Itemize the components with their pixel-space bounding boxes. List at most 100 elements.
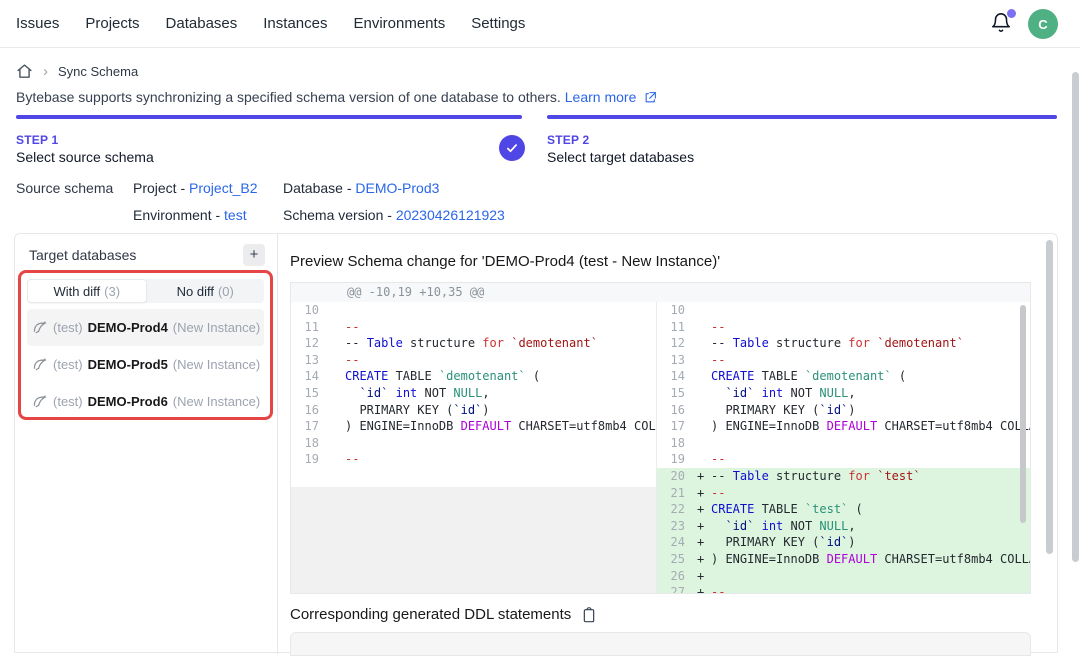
- step1-complete-check-icon: [499, 135, 525, 161]
- field-label: Project -: [133, 180, 189, 196]
- step2-progress-bar: [547, 115, 1057, 119]
- content-scrollbar[interactable]: [1046, 240, 1053, 554]
- page-scrollbar[interactable]: [1072, 72, 1079, 562]
- diff-empty-region: [291, 487, 657, 594]
- diff-line: 10: [657, 302, 1030, 319]
- tab-label: With diff: [53, 284, 100, 299]
- db-environment: (test): [53, 357, 83, 372]
- diff-line: 14CREATE TABLE `demotenant` (: [291, 368, 656, 385]
- source-schema-label: Source schema: [16, 180, 113, 196]
- nav-item-instances[interactable]: Instances: [263, 15, 327, 32]
- top-navbar: Issues Projects Databases Instances Environm…: [0, 0, 1080, 48]
- diff-line: 22+CREATE TABLE `test` (: [657, 501, 1030, 518]
- tab-count: (0): [218, 284, 234, 299]
- target-database-demo-prod6[interactable]: (test)DEMO-Prod6(New Instance): [27, 383, 264, 420]
- step1-title: Select source schema: [16, 149, 154, 165]
- step2-label: STEP 2: [547, 133, 589, 147]
- breadcrumb-current: Sync Schema: [58, 64, 138, 79]
- editor-scrollbar[interactable]: [1020, 305, 1026, 523]
- diff-line: 23+ `id` int NOT NULL,: [657, 518, 1030, 535]
- diff-line: 26+: [657, 568, 1030, 585]
- ddl-statements-title: Corresponding generated DDL statements: [290, 606, 571, 623]
- avatar[interactable]: C: [1028, 9, 1058, 39]
- intro-sentence: Bytebase supports synchronizing a specif…: [16, 89, 561, 105]
- nav-item-environments[interactable]: Environments: [353, 15, 445, 32]
- diff-line: 18: [657, 435, 1030, 452]
- diff-line: 16 PRIMARY KEY (`id`): [291, 402, 656, 419]
- diff-line: 19--: [291, 451, 656, 468]
- nav-items: Issues Projects Databases Instances Environm…: [16, 15, 525, 32]
- step1-label: STEP 1: [16, 133, 58, 147]
- tab-no-diff[interactable]: No diff (0): [147, 279, 265, 303]
- diff-line: 17) ENGINE=InnoDB DEFAULT CHARSET=utf8mb…: [291, 418, 656, 435]
- diff-line: 14CREATE TABLE `demotenant` (: [657, 368, 1030, 385]
- nav-item-projects[interactable]: Projects: [85, 15, 139, 32]
- step2-title: Select target databases: [547, 149, 694, 165]
- diff-line: 17) ENGINE=InnoDB DEFAULT CHARSET=utf8mb…: [657, 418, 1030, 435]
- diff-line: 20+-- Table structure for `test`: [657, 468, 1030, 485]
- db-note: (New Instance): [173, 394, 260, 409]
- diff-line: 11--: [657, 319, 1030, 336]
- target-databases-highlight-box: With diff(3)No diff(0) (test)DEMO-Prod4(…: [18, 270, 273, 420]
- intro-text: Bytebase supports synchronizing a specif…: [16, 89, 657, 105]
- target-database-list: (test)DEMO-Prod4(New Instance)(test)DEMO…: [27, 309, 264, 420]
- diff-line: 15 `id` int NOT NULL,: [291, 385, 656, 402]
- nav-item-issues[interactable]: Issues: [16, 15, 59, 32]
- copy-clipboard-icon[interactable]: [581, 607, 597, 623]
- db-name: DEMO-Prod5: [88, 357, 168, 372]
- preview-title: Preview Schema change for 'DEMO-Prod4 (t…: [290, 253, 720, 270]
- add-target-database-button[interactable]: +: [243, 244, 265, 266]
- nav-item-settings[interactable]: Settings: [471, 15, 525, 32]
- field-value-link[interactable]: Project_B2: [189, 180, 257, 196]
- diff-line: 13--: [291, 352, 656, 369]
- mysql-dolphin-icon: [33, 320, 48, 335]
- tab-with-diff[interactable]: With diff (3): [27, 279, 147, 303]
- diff-line: 19--: [657, 451, 1030, 468]
- diff-pane-modified: 1011--12-- Table structure for `demotena…: [657, 302, 1030, 594]
- external-link-icon[interactable]: [644, 91, 657, 104]
- diff-line: 12-- Table structure for `demotenant`: [657, 335, 1030, 352]
- diff-line: 25+) ENGINE=InnoDB DEFAULT CHARSET=utf8m…: [657, 551, 1030, 568]
- field-value-link[interactable]: DEMO-Prod3: [355, 180, 439, 196]
- home-icon[interactable]: [16, 63, 33, 80]
- notification-bell-button[interactable]: [990, 12, 1014, 36]
- nav-item-databases[interactable]: Databases: [166, 15, 238, 32]
- source-schema-fields: Project - Project_B2Database - DEMO-Prod…: [133, 180, 505, 234]
- diff-line: 12-- Table structure for `demotenant`: [291, 335, 656, 352]
- learn-more-link[interactable]: Learn more: [565, 89, 637, 105]
- ddl-editor-top: [290, 632, 1031, 656]
- diff-filter-tabs: With diff (3) No diff (0): [27, 279, 264, 303]
- target-databases-panel: Target databases + With diff (3) No diff (0…: [15, 234, 278, 654]
- target-database-demo-prod5[interactable]: (test) DEMO-Prod5 (New Instance): [27, 346, 264, 383]
- diff-line: 24+ PRIMARY KEY (`id`): [657, 534, 1030, 551]
- source-field-project: Project - Project_B2: [133, 180, 283, 207]
- tab-count: (3): [104, 284, 120, 299]
- db-note: (New Instance): [173, 320, 260, 335]
- diff-line: 10: [291, 302, 656, 319]
- source-field-environment: Environment - test: [133, 207, 283, 234]
- schema-diff-editor[interactable]: @@ -10,19 +10,35 @@ 1011--12-- Table str…: [290, 282, 1031, 594]
- target-databases-title: Target databases: [29, 247, 136, 263]
- diff-line: 21+--: [657, 485, 1030, 502]
- db-environment: (test): [53, 320, 83, 335]
- db-note: (New Instance): [173, 357, 260, 372]
- source-field-schema-version: Schema version - 20230426121923: [283, 207, 505, 234]
- mysql-dolphin-icon: [33, 357, 48, 372]
- breadcrumb-separator-icon: ›: [43, 65, 48, 79]
- diff-line: 27+--: [657, 584, 1030, 594]
- db-environment: (test): [53, 394, 83, 409]
- field-value-link[interactable]: 20230426121923: [396, 207, 505, 223]
- tab-label: No diff: [177, 284, 214, 299]
- field-value-link[interactable]: test: [224, 207, 247, 223]
- breadcrumb: › Sync Schema: [16, 63, 138, 80]
- notification-dot: [1007, 9, 1016, 18]
- db-name: DEMO-Prod4: [88, 320, 168, 335]
- step1-progress-bar: [16, 115, 522, 119]
- field-label: Environment -: [133, 207, 224, 223]
- field-label: Database -: [283, 180, 355, 196]
- field-label: Schema version -: [283, 207, 396, 223]
- diff-line: 15 `id` int NOT NULL,: [657, 385, 1030, 402]
- target-database-demo-prod4[interactable]: (test) DEMO-Prod4 (New Instance): [27, 309, 264, 346]
- diff-pane-original: 1011--12-- Table structure for `demotena…: [291, 302, 657, 594]
- diff-hunk-header: @@ -10,19 +10,35 @@: [291, 283, 1030, 302]
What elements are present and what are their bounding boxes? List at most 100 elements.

▶ [Problem description]:
Arrange every line of the material above as a numbered list, leaving out blank lines and the pictures.

▶ [Correct output]:
1. Itemize the components with their pixel-space bounding boxes. List at most 100 elements.
2. - step1-complete-check-icon: [499, 135, 525, 161]
3. - field-label: Project -: [133, 180, 189, 196]
4. - step2-progress-bar: [547, 115, 1057, 119]
5. - content-scrollbar[interactable]: [1046, 240, 1053, 554]
6. - page-scrollbar[interactable]: [1072, 72, 1079, 562]
7. - diff-empty-region: [291, 487, 657, 594]
8. - diff-line: 10: [657, 302, 1030, 319]
9. - tab-label: With diff: [53, 284, 100, 299]
10. - db-environment: (test): [53, 357, 83, 372]
11. - diff-line: 14CREATE TABLE `demotenant` (: [291, 368, 656, 385]
12. - source-schema-label: Source schema: [16, 180, 113, 196]
13. - nav-item-instances[interactable]: Instances: [263, 15, 327, 32]
14. - top-navbar: Issues Projects Databases Instances Environm…: [0, 0, 1080, 48]
15. - diff-line: 22+CREATE TABLE `test` (: [657, 501, 1030, 518]
16. - tab-count: (0): [218, 284, 234, 299]
17. - target-database-demo-prod6[interactable]: (test)DEMO-Prod6(New Instance): [27, 383, 264, 420]
18. - step1-title: Select source schema: [16, 149, 154, 165]
19. - step2-label: STEP 2: [547, 133, 589, 147]
20. - breadcrumb-current: Sync Schema: [58, 64, 138, 79]
21. - editor-scrollbar[interactable]: [1020, 305, 1026, 523]
22. - diff-line: 23+ `id` int NOT NULL,: [657, 518, 1030, 535]
23. - diff-line: 26+: [657, 568, 1030, 585]
24. - ddl-statements-title: Corresponding generated DDL statements: [290, 606, 571, 623]
25. - avatar[interactable]: C: [1028, 9, 1058, 39]
26. - intro-sentence: Bytebase supports synchronizing a specif…: [16, 89, 561, 105]
27. - nav-item-environments[interactable]: Environments: [353, 15, 445, 32]
28. - diff-line: 18: [657, 435, 1030, 452]
29. - diff-line: 16 PRIMARY KEY (`id`): [291, 402, 656, 419]
30. - diff-line: 19--: [291, 451, 656, 468]
31. - nav-items: Issues Projects Databases Instances Environm…: [16, 15, 525, 32]
32. - step1-label: STEP 1: [16, 133, 58, 147]
33. - tab-no-diff[interactable]: No diff (0): [147, 279, 265, 303]
34. - diff-line: 17) ENGINE=InnoDB DEFAULT CHARSET=utf8mb…: [291, 418, 656, 435]
35. - diff-line: 14CREATE TABLE `demotenant` (: [657, 368, 1030, 385]
36. - nav-item-projects[interactable]: Projects: [85, 15, 139, 32]
37. - step2-title: Select target databases: [547, 149, 694, 165]
38. - diff-line: 17) ENGINE=InnoDB DEFAULT CHARSET=utf8mb…: [657, 418, 1030, 435]
39. - diff-line: 20+-- Table structure for `test`: [657, 468, 1030, 485]
40. - db-note: (New Instance): [173, 394, 260, 409]
41. - diff-line: 11--: [657, 319, 1030, 336]
42. - target-databases-highlight-box: With diff(3)No diff(0) (test)DEMO-Prod4(…: [18, 270, 273, 420]
43. - intro-text: Bytebase supports synchronizing a specif…: [16, 89, 657, 105]
44. - target-database-list: (test)DEMO-Prod4(New Instance)(test)DEMO…: [27, 309, 264, 420]
45. - diff-line: 15 `id` int NOT NULL,: [291, 385, 656, 402]
46. - nav-item-issues[interactable]: Issues: [16, 15, 59, 32]
47. - copy-clipboard-icon[interactable]: [581, 607, 597, 623]
48. - db-name: DEMO-Prod5: [88, 357, 168, 372]
49. - preview-title: Preview Schema change for 'DEMO-Prod4 (t…: [290, 253, 720, 270]
50. - add-target-database-button[interactable]: +: [243, 244, 265, 266]
51. - nav-item-settings[interactable]: Settings: [471, 15, 525, 32]
52. - field-value-link[interactable]: Project_B2: [189, 180, 257, 196]
53. - diff-line: 13--: [291, 352, 656, 369]
54. - mysql-dolphin-icon: [33, 320, 48, 335]
55. - tab-with-diff[interactable]: With diff (3): [27, 279, 147, 303]
56. - diff-line: 19--: [657, 451, 1030, 468]
57. - diff-pane-modified: 1011--12-- Table structure for `demotena…: [657, 302, 1030, 594]
58. - external-link-icon[interactable]: [644, 91, 657, 104]
59. - diff-line: 12-- Table structure for `demotenant`: [657, 335, 1030, 352]
60. - diff-line: 25+) ENGINE=InnoDB DEFAULT CHARSET=utf8m…: [657, 551, 1030, 568]
61. - field-value-link[interactable]: DEMO-Prod3: [355, 180, 439, 196]
62. - home-icon[interactable]: [16, 63, 33, 80]
63. - notification-bell-button[interactable]: [990, 12, 1014, 36]
64. - nav-item-databases[interactable]: Databases: [166, 15, 238, 32]
65. - source-schema-fields: Project - Project_B2Database - DEMO-Prod…: [133, 180, 505, 234]
66. - diff-line: 12-- Table structure for `demotenant`: [291, 335, 656, 352]
67. - learn-more-link[interactable]: Learn more: [565, 89, 637, 105]
68. - ddl-editor-top: [290, 632, 1031, 656]
69. - diff-filter-tabs: With diff (3) No diff (0): [27, 279, 264, 303]
70. - target-databases-panel: Target databases + With diff (3) No diff (0…: [15, 234, 278, 654]
71. - target-database-demo-prod5[interactable]: (test) DEMO-Prod5 (New Instance): [27, 346, 264, 383]
72. - diff-line: 24+ PRIMARY KEY (`id`): [657, 534, 1030, 551]
73. - source-field-project: Project - Project_B2: [133, 180, 283, 207]
74. - tab-count: (3): [104, 284, 120, 299]
75. - db-note: (New Instance): [173, 320, 260, 335]
76. - diff-line: 10: [291, 302, 656, 319]
77. - source-field-environment: Environment - test: [133, 207, 283, 234]
78. - schema-diff-editor[interactable]: @@ -10,19 +10,35 @@ 1011--12-- Table str…: [290, 282, 1031, 594]
79. - target-databases-title: Target databases: [29, 247, 136, 263]
80. - diff-line: 21+--: [657, 485, 1030, 502]
81. - db-environment: (test): [53, 320, 83, 335]
82. - db-note: (New Instance): [173, 357, 260, 372]
83. - source-field-schema-version: Schema version - 20230426121923: [283, 207, 505, 234]
84. - mysql-dolphin-icon: [33, 357, 48, 372]
85. - breadcrumb-separator-icon: ›: [43, 65, 48, 79]
86. - diff-line: 27+--: [657, 584, 1030, 594]
87. - db-environment: (test): [53, 394, 83, 409]
88. - field-value-link[interactable]: 20230426121923: [396, 207, 505, 223]
89. - tab-label: No diff: [177, 284, 214, 299]
90. - field-value-link[interactable]: test: [224, 207, 247, 223]
91. - breadcrumb: › Sync Schema: [16, 63, 138, 80]
92. - notification-dot: [1007, 9, 1016, 18]
93. - db-name: DEMO-Prod4: [88, 320, 168, 335]
94. - step1-progress-bar: [16, 115, 522, 119]
95. - field-label: Environment -: [133, 207, 224, 223]
96. - field-label: Database -: [283, 180, 355, 196]
97. - field-label: Schema version -: [283, 207, 396, 223]
98. - diff-line: 15 `id` int NOT NULL,: [657, 385, 1030, 402]
99. - target-database-demo-prod4[interactable]: (test) DEMO-Prod4 (New Instance): [27, 309, 264, 346]
100. - diff-pane-original: 1011--12-- Table structure for `demotena…: [291, 302, 657, 594]
101. - diff-hunk-header: @@ -10,19 +10,35 @@: [291, 283, 1030, 302]
102. What elements are present and what are their bounding boxes? List at most 100 elements.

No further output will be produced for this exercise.